# Instructions for the task
Report the count of lines holding "subtitle" in the records, with no other words.

────────────────────────────────────────

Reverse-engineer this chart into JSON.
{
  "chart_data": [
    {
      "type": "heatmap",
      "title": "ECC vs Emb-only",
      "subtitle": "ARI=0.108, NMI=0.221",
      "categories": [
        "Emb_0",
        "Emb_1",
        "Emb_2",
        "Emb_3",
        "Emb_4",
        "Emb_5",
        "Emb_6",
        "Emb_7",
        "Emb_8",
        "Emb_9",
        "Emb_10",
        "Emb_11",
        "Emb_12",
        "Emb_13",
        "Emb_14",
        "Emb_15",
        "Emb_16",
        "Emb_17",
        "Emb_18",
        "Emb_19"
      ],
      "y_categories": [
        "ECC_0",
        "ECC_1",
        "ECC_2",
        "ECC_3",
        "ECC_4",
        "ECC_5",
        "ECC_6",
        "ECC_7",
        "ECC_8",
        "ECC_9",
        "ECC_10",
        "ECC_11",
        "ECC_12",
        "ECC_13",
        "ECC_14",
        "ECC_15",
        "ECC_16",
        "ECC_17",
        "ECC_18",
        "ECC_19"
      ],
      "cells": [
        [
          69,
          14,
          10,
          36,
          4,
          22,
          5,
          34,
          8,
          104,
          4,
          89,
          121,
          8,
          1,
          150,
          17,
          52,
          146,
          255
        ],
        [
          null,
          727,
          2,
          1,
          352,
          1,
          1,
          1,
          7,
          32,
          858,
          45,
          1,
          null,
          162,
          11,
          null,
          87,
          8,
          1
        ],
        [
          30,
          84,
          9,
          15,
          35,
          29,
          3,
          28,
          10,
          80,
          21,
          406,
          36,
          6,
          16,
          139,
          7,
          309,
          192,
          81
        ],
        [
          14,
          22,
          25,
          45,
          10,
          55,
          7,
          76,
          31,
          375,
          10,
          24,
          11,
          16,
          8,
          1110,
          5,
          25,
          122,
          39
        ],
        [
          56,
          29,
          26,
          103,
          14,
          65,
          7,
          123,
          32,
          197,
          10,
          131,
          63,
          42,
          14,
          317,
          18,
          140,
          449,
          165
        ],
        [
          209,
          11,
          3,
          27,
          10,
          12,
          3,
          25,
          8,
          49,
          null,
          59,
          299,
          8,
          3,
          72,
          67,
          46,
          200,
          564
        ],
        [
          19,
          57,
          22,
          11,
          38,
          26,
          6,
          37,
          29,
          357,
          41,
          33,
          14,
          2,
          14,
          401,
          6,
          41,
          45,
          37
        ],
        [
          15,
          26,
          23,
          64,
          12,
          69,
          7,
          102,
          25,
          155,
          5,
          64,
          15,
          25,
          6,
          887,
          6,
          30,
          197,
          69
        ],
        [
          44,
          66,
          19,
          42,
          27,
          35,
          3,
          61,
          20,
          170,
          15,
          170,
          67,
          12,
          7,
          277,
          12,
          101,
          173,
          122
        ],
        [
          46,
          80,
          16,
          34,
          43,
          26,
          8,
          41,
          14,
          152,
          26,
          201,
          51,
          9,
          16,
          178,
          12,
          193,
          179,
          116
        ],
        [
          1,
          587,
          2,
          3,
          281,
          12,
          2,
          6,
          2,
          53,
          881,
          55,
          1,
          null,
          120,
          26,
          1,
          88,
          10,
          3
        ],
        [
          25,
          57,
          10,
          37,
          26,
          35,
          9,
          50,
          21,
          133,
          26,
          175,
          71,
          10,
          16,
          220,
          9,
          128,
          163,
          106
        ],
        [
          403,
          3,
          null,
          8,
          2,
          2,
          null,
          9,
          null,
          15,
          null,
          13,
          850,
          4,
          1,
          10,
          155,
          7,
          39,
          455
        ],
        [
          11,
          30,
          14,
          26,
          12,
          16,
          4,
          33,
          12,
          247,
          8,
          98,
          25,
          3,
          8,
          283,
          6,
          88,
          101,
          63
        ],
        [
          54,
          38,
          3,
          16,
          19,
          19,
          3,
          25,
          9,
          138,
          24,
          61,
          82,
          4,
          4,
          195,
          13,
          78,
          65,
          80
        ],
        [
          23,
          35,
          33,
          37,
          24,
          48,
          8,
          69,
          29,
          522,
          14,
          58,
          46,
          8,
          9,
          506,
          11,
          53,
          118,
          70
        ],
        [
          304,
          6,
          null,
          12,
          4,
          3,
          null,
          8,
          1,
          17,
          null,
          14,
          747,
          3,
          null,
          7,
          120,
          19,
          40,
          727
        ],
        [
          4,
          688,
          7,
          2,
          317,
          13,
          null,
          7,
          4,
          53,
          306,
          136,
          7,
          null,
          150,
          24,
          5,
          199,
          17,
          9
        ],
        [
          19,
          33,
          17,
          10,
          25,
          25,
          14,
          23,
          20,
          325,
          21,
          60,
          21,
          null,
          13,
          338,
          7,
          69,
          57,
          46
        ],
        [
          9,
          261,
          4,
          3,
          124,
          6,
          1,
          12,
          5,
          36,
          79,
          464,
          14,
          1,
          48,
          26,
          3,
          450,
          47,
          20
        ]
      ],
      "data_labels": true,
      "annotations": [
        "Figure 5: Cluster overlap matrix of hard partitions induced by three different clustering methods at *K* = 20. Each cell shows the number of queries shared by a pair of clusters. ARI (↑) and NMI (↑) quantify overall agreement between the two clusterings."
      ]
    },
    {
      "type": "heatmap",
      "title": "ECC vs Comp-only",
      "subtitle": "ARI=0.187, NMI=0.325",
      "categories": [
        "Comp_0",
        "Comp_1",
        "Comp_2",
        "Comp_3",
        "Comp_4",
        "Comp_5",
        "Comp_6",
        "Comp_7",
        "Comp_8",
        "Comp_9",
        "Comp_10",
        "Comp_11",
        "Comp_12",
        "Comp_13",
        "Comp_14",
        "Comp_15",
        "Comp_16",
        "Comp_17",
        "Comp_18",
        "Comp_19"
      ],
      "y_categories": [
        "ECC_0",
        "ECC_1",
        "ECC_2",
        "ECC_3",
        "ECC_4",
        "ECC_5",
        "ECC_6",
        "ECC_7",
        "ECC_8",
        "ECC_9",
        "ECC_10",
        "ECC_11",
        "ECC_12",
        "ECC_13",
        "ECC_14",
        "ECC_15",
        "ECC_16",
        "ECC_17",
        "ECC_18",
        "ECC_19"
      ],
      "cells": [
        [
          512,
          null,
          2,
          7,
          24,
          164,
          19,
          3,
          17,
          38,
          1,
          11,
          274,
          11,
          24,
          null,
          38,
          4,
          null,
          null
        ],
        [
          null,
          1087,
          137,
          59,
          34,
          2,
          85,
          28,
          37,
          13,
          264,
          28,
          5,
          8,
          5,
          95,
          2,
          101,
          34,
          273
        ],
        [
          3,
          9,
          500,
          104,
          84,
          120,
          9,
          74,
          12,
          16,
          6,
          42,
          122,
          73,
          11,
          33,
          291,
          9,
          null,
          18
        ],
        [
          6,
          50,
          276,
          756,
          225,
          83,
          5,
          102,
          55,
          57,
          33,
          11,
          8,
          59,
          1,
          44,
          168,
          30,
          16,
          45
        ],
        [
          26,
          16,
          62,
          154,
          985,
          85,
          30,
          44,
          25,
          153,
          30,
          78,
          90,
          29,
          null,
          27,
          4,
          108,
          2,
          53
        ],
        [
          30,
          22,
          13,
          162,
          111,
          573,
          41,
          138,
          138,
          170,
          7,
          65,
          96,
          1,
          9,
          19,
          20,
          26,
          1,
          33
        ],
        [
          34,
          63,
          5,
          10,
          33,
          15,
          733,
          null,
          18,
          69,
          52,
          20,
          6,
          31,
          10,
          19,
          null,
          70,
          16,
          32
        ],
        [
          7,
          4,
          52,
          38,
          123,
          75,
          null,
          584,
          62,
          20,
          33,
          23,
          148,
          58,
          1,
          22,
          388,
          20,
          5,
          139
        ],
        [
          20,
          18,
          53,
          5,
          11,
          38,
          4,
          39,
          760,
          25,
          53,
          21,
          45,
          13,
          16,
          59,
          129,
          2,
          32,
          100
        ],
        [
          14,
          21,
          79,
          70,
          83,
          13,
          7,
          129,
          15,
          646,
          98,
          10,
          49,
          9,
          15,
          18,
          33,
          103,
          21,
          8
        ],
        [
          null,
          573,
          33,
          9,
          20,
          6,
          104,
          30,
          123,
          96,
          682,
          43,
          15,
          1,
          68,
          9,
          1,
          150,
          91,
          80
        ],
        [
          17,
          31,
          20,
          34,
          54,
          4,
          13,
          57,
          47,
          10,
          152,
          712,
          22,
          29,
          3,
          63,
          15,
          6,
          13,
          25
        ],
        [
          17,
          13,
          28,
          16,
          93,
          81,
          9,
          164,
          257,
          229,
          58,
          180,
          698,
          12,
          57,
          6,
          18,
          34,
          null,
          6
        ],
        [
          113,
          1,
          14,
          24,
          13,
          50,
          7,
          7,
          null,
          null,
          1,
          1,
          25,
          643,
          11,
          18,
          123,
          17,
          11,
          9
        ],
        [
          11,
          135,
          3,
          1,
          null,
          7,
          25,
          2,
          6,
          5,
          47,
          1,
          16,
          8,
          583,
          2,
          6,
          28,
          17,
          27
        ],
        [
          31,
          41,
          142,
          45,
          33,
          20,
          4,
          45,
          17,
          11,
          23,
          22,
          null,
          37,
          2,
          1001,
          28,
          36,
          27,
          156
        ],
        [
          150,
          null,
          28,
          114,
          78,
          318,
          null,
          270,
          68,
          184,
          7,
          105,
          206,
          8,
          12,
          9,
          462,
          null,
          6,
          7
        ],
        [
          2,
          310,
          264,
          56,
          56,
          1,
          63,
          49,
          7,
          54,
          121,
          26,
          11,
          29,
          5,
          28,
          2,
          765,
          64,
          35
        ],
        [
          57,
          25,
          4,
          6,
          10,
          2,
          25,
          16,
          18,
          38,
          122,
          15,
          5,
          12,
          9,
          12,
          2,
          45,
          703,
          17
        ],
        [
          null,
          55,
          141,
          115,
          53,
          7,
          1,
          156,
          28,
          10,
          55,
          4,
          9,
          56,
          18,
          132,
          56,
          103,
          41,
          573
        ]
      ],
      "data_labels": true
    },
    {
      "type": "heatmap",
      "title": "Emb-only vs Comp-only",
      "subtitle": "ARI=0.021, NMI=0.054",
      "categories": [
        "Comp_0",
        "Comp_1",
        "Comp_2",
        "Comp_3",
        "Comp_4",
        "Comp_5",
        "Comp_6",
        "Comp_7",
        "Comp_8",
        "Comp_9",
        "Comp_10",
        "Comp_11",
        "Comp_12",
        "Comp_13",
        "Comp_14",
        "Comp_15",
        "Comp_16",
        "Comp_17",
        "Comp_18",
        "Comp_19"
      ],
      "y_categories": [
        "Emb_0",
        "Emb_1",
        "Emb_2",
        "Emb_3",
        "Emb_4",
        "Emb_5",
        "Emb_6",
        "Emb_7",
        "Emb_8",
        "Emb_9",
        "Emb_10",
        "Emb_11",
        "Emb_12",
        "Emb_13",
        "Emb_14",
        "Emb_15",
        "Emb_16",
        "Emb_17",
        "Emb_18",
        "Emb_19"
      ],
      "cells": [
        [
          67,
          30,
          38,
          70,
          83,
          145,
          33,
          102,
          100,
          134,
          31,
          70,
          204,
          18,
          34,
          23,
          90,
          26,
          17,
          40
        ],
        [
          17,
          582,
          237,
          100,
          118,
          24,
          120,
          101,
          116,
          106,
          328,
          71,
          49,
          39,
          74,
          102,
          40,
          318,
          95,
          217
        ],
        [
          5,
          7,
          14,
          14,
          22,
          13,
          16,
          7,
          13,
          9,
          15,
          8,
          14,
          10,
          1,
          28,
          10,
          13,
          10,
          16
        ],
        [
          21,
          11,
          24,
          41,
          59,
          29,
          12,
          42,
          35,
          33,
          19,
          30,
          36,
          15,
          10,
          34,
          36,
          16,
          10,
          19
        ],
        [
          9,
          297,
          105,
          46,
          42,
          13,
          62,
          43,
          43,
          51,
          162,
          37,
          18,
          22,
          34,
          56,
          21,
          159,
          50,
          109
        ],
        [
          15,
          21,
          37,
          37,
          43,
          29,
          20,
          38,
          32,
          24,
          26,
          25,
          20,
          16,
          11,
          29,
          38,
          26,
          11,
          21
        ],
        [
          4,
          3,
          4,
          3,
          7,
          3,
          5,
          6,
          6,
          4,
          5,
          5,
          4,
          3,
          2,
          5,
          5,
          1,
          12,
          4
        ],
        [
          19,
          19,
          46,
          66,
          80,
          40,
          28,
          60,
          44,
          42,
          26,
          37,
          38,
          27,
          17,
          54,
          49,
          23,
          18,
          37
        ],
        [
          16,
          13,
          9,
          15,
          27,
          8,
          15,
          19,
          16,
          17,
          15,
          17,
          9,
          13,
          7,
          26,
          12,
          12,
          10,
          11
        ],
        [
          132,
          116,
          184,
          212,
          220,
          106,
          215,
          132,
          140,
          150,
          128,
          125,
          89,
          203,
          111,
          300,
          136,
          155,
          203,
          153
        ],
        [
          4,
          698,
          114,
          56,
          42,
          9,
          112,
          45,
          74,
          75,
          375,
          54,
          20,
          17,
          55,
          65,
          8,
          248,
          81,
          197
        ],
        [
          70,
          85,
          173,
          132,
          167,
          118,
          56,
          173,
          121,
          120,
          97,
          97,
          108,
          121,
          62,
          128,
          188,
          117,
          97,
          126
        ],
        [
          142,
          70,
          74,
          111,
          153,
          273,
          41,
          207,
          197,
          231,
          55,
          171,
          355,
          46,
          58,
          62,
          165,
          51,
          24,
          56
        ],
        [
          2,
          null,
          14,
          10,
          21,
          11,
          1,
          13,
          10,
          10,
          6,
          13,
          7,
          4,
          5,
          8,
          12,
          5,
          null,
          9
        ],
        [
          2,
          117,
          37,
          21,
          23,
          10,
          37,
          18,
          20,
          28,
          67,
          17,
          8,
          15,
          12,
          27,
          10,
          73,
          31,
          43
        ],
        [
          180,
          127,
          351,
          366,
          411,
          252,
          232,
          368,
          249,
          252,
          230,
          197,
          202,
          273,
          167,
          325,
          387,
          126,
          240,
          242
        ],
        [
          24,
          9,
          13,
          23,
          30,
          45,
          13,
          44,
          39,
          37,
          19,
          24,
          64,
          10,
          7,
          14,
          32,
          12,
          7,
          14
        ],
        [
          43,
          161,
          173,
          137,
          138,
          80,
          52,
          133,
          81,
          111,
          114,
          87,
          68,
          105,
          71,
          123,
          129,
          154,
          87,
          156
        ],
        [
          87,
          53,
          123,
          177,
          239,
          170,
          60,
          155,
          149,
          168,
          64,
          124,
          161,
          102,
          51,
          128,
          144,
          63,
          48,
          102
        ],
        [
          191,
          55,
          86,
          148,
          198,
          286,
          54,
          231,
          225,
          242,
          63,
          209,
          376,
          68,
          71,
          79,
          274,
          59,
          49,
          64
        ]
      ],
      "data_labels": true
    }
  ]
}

────────────────────────────────────────

# Final result
3